Instruction
Copy all records verbatim.

▬▬▬

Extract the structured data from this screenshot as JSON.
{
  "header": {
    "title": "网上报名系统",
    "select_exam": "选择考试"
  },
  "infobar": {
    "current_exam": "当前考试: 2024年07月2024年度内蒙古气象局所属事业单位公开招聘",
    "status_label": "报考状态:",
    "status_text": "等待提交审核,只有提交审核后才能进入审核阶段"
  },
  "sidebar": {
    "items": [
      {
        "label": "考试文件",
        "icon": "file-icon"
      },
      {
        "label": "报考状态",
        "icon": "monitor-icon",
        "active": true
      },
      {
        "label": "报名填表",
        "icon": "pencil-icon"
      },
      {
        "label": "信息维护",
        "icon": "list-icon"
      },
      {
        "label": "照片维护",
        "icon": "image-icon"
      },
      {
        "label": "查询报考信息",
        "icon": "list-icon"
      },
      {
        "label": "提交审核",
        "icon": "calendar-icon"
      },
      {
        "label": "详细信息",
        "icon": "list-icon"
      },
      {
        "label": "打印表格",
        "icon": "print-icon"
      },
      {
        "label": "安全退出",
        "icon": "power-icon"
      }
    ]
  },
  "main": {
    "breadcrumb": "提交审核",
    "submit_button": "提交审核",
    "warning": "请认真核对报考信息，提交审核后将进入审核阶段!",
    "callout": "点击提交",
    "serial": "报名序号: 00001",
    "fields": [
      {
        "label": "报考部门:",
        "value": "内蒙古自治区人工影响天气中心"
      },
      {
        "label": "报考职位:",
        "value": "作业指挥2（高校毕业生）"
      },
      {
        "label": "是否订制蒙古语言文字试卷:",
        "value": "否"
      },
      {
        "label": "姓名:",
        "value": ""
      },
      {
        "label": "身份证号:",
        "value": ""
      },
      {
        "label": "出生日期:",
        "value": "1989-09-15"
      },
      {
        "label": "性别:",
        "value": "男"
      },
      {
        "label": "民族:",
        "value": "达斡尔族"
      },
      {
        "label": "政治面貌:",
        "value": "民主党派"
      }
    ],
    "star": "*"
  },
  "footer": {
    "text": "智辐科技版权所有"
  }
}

▬▬▬

Answer to the task
Extract the structured data from this screenshot as JSON.
{
  "header": {
    "title": "网上报名系统",
    "select_exam": "选择考试"
  },
  "infobar": {
    "current_exam": "当前考试: 2024年07月2024年度内蒙古气象局所属事业单位公开招聘",
    "status_label": "报考状态:",
    "status_text": "等待提交审核,只有提交审核后才能进入审核阶段"
  },
  "sidebar": {
    "items": [
      {
        "label": "考试文件",
        "icon": "file-icon"
      },
      {
        "label": "报考状态",
        "icon": "monitor-icon",
        "active": true
      },
      {
        "label": "报名填表",
        "icon": "pencil-icon"
      },
      {
        "label": "信息维护",
        "icon": "list-icon"
      },
      {
        "label": "照片维护",
        "icon": "image-icon"
      },
      {
        "label": "查询报考信息",
        "icon": "list-icon"
      },
      {
        "label": "提交审核",
        "icon": "calendar-icon"
      },
      {
        "label": "详细信息",
        "icon": "list-icon"
      },
      {
        "label": "打印表格",
        "icon": "print-icon"
      },
      {
        "label": "安全退出",
        "icon": "power-icon"
      }
    ]
  },
  "main": {
    "breadcrumb": "提交审核",
    "submit_button": "提交审核",
    "warning": "请认真核对报考信息，提交审核后将进入审核阶段!",
    "callout": "点击提交",
    "serial": "报名序号: 00001",
    "fields": [
      {
        "label": "报考部门:",
        "value": "内蒙古自治区人工影响天气中心"
      },
      {
        "label": "报考职位:",
        "value": "作业指挥2（高校毕业生）"
      },
      {
        "label": "是否订制蒙古语言文字试卷:",
        "value": "否"
      },
      {
        "label": "姓名:",
        "value": ""
      },
      {
        "label": "身份证号:",
        "value": ""
      },
      {
        "label": "出生日期:",
        "value": "1989-09-15"
      },
      {
        "label": "性别:",
        "value": "男"
      },
      {
        "label": "民族:",
        "value": "达斡尔族"
      },
      {
        "label": "政治面貌:",
        "value": "民主党派"
      }
    ],
    "star": "*"
  },
  "footer": {
    "text": "智辐科技版权所有"
  }
}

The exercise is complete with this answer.